What is required: Locate the lines where "accent" occurs and copy them as they stand.

Material to process:
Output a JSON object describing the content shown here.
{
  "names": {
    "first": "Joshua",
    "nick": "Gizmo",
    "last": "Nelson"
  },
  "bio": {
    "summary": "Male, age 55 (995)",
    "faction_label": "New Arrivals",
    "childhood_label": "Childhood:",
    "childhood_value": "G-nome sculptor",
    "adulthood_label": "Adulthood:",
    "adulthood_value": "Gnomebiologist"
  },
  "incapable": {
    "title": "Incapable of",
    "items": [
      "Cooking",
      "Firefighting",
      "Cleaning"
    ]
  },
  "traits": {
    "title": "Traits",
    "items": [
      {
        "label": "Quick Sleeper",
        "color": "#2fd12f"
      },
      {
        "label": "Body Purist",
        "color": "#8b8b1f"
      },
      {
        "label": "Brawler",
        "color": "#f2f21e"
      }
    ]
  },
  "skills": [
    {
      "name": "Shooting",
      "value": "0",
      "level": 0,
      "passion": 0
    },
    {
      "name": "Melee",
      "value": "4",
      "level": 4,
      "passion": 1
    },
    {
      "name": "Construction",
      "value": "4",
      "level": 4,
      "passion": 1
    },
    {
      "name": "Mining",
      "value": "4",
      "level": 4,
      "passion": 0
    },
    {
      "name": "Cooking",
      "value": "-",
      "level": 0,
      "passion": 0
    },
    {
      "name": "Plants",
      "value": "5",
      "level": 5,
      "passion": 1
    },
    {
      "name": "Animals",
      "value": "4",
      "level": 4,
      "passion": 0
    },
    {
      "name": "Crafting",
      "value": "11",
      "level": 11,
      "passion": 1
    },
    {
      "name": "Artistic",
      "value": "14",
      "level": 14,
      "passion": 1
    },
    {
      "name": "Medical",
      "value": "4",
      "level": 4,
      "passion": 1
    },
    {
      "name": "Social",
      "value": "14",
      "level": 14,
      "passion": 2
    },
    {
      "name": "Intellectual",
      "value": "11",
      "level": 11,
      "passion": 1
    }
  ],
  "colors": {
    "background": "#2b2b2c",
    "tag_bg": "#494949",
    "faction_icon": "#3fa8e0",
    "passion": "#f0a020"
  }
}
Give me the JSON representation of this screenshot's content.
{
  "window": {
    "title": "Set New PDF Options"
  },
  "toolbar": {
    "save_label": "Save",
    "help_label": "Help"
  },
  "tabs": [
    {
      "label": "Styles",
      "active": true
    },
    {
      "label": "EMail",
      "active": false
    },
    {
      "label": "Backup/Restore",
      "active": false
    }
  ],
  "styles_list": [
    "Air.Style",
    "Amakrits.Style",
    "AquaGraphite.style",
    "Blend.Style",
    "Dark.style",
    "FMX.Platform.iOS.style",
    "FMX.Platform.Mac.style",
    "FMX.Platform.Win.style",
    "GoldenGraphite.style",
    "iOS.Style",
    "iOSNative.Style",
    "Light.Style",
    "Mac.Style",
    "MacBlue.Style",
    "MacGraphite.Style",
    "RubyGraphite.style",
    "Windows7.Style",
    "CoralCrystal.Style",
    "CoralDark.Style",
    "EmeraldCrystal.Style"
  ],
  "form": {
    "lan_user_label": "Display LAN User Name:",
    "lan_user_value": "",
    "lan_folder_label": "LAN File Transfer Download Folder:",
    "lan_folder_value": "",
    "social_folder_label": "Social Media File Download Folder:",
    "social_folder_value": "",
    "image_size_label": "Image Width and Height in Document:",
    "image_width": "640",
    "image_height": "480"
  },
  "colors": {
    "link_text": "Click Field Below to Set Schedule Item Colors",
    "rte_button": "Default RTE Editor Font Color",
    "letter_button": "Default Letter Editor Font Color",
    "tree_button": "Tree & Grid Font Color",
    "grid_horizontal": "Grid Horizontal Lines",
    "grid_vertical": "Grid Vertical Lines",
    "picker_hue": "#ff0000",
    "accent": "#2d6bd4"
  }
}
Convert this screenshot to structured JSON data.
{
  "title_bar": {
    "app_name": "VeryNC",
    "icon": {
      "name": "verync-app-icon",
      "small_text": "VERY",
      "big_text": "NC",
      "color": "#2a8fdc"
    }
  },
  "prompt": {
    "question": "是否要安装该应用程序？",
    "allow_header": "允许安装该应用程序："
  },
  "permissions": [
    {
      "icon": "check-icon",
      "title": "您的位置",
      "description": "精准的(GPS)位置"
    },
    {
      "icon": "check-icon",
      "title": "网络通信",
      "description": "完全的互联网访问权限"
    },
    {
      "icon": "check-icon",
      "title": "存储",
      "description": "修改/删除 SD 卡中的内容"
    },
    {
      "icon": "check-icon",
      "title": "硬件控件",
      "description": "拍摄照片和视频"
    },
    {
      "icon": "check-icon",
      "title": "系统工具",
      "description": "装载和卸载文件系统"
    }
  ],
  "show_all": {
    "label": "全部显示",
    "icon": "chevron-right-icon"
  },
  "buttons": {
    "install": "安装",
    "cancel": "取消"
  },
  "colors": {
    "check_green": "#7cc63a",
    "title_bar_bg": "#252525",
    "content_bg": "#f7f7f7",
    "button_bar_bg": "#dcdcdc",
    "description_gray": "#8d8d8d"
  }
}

--

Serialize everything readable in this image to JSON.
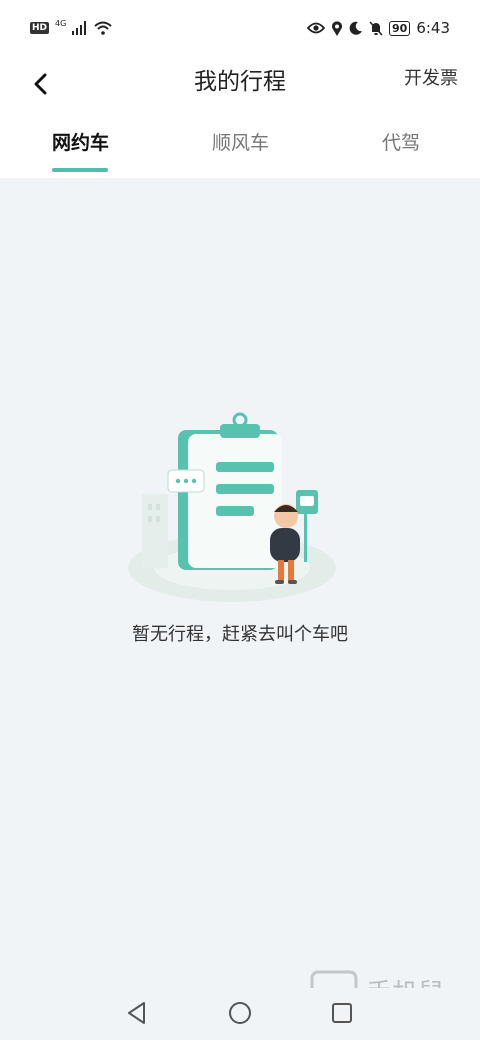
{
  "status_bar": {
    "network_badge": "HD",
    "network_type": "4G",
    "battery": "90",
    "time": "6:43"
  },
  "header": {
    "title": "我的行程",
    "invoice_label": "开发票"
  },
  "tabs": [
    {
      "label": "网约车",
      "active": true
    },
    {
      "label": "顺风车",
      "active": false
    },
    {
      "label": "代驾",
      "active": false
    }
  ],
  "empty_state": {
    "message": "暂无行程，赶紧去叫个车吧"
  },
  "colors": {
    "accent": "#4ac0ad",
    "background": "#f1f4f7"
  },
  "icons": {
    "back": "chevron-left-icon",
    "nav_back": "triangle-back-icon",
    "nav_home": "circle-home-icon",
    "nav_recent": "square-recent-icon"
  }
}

...

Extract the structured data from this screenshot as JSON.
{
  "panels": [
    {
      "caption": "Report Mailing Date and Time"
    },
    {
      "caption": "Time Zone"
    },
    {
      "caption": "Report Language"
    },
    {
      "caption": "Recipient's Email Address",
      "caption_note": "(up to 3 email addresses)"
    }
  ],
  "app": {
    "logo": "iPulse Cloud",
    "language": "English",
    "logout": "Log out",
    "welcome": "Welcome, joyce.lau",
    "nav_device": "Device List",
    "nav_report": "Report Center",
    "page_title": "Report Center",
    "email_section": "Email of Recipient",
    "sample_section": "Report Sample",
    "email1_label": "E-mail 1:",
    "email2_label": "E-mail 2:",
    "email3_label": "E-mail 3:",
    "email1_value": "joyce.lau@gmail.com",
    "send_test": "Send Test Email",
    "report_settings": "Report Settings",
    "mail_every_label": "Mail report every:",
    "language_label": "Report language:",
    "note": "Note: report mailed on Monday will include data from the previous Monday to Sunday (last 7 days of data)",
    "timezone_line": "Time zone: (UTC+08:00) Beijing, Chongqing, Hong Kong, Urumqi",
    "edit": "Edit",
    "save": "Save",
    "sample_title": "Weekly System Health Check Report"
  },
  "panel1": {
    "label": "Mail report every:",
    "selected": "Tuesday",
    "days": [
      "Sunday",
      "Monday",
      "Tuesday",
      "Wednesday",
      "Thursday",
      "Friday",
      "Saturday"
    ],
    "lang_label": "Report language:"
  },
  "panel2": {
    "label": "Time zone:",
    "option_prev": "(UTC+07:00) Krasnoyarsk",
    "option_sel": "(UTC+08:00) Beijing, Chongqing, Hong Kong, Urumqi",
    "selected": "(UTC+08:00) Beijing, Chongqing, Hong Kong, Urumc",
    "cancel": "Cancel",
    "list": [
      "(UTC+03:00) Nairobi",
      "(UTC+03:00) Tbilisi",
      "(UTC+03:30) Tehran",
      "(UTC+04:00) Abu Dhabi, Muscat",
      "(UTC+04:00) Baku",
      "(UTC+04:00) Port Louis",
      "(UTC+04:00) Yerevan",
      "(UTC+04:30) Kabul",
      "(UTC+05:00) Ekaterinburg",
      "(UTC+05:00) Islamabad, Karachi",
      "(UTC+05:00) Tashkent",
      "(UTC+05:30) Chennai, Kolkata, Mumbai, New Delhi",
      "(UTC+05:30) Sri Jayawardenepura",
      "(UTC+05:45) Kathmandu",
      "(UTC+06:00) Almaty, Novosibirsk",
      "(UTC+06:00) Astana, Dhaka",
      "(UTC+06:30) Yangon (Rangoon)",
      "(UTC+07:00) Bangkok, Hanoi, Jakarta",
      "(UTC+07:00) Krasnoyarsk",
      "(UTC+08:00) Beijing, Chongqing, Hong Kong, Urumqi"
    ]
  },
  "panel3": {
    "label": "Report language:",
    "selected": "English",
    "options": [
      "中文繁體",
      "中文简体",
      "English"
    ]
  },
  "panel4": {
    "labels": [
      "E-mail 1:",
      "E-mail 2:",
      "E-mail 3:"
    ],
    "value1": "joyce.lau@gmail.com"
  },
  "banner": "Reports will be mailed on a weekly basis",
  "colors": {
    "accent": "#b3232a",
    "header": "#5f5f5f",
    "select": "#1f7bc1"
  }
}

Task response:
    "accent": "#2d6bd4"
    "accent": "#4ac0ad",
    "accent": "#b3232a",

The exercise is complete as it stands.